**Aim of the exercise**
Leave out the pictures and give back all the entries exactly as written.
★ ★ ★ ★ ★ ★ ★
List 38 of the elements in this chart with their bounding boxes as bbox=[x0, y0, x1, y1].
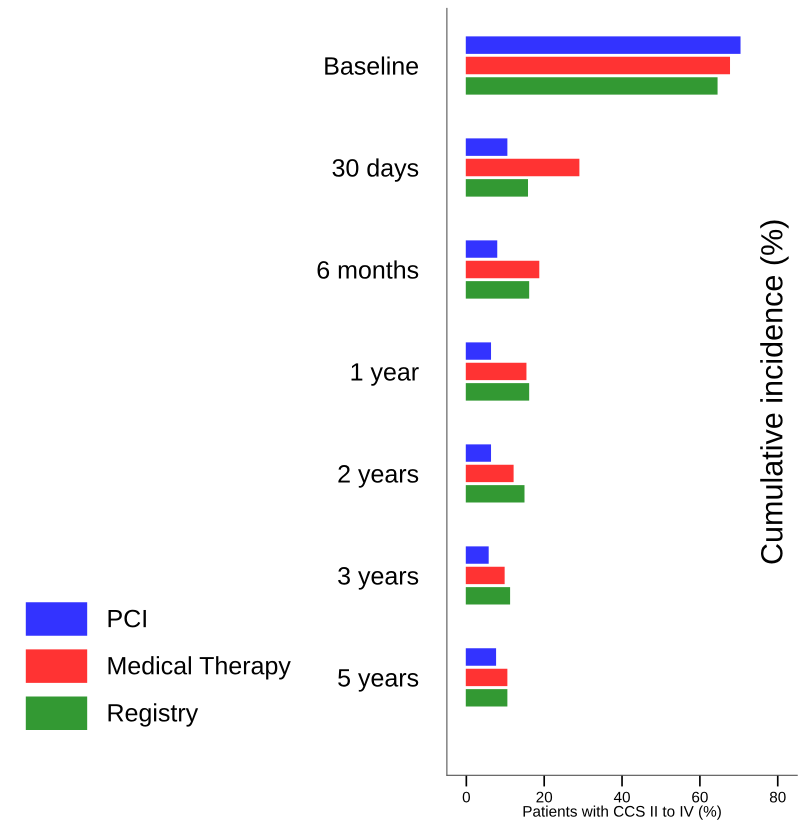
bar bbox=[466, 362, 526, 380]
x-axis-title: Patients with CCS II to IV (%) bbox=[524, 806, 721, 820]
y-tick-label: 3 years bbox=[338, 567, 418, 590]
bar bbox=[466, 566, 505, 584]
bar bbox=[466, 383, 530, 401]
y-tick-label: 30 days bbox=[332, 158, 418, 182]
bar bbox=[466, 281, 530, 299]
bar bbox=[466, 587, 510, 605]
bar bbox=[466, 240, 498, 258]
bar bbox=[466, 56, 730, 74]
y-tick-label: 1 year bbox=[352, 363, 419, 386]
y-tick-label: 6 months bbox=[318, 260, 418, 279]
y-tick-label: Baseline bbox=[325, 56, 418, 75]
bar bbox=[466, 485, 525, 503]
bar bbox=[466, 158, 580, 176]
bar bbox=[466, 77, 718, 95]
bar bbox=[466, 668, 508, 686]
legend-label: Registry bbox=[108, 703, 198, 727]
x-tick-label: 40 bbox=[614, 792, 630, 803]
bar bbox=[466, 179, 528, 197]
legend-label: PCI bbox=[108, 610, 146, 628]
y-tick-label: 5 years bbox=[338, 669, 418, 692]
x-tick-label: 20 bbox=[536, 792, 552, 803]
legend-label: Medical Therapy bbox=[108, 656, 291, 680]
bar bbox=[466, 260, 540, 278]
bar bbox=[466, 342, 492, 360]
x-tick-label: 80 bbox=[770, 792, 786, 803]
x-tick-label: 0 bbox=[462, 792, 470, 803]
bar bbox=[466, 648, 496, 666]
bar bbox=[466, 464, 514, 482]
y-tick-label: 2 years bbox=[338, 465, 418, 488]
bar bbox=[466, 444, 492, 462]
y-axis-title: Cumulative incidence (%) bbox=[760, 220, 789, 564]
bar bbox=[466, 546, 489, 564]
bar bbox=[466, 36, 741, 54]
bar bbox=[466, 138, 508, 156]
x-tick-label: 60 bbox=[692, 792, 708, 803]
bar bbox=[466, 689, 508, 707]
★ ★ ★ ★ ★ ★ ★
**Your solution**
List 38 of the elements in this chart with their bounding boxes as bbox=[x0, y0, x1, y1].
bar bbox=[466, 362, 526, 380]
x-axis-title: Patients with CCS II to IV (%) bbox=[524, 806, 721, 820]
y-tick-label: 3 years bbox=[338, 567, 418, 590]
bar bbox=[466, 566, 505, 584]
bar bbox=[466, 383, 530, 401]
y-tick-label: 30 days bbox=[332, 158, 418, 182]
bar bbox=[466, 281, 530, 299]
bar bbox=[466, 587, 510, 605]
bar bbox=[466, 240, 498, 258]
bar bbox=[466, 56, 730, 74]
y-tick-label: 1 year bbox=[352, 363, 419, 386]
y-tick-label: 6 months bbox=[318, 260, 418, 279]
y-tick-label: Baseline bbox=[325, 56, 418, 75]
bar bbox=[466, 485, 525, 503]
bar bbox=[466, 158, 580, 176]
bar bbox=[466, 77, 718, 95]
bar bbox=[466, 668, 508, 686]
legend-label: Registry bbox=[108, 703, 198, 727]
x-tick-label: 40 bbox=[614, 792, 630, 803]
bar bbox=[466, 179, 528, 197]
legend-label: PCI bbox=[108, 610, 146, 628]
y-tick-label: 5 years bbox=[338, 669, 418, 692]
x-tick-label: 20 bbox=[536, 792, 552, 803]
legend-label: Medical Therapy bbox=[108, 656, 291, 680]
bar bbox=[466, 260, 540, 278]
bar bbox=[466, 342, 492, 360]
x-tick-label: 80 bbox=[770, 792, 786, 803]
x-tick-label: 0 bbox=[462, 792, 470, 803]
bar bbox=[466, 648, 496, 666]
bar bbox=[466, 464, 514, 482]
y-tick-label: 2 years bbox=[338, 465, 418, 488]
bar bbox=[466, 444, 492, 462]
y-axis-title: Cumulative incidence (%) bbox=[760, 220, 789, 564]
bar bbox=[466, 546, 489, 564]
bar bbox=[466, 36, 741, 54]
bar bbox=[466, 138, 508, 156]
x-tick-label: 60 bbox=[692, 792, 708, 803]
bar bbox=[466, 689, 508, 707]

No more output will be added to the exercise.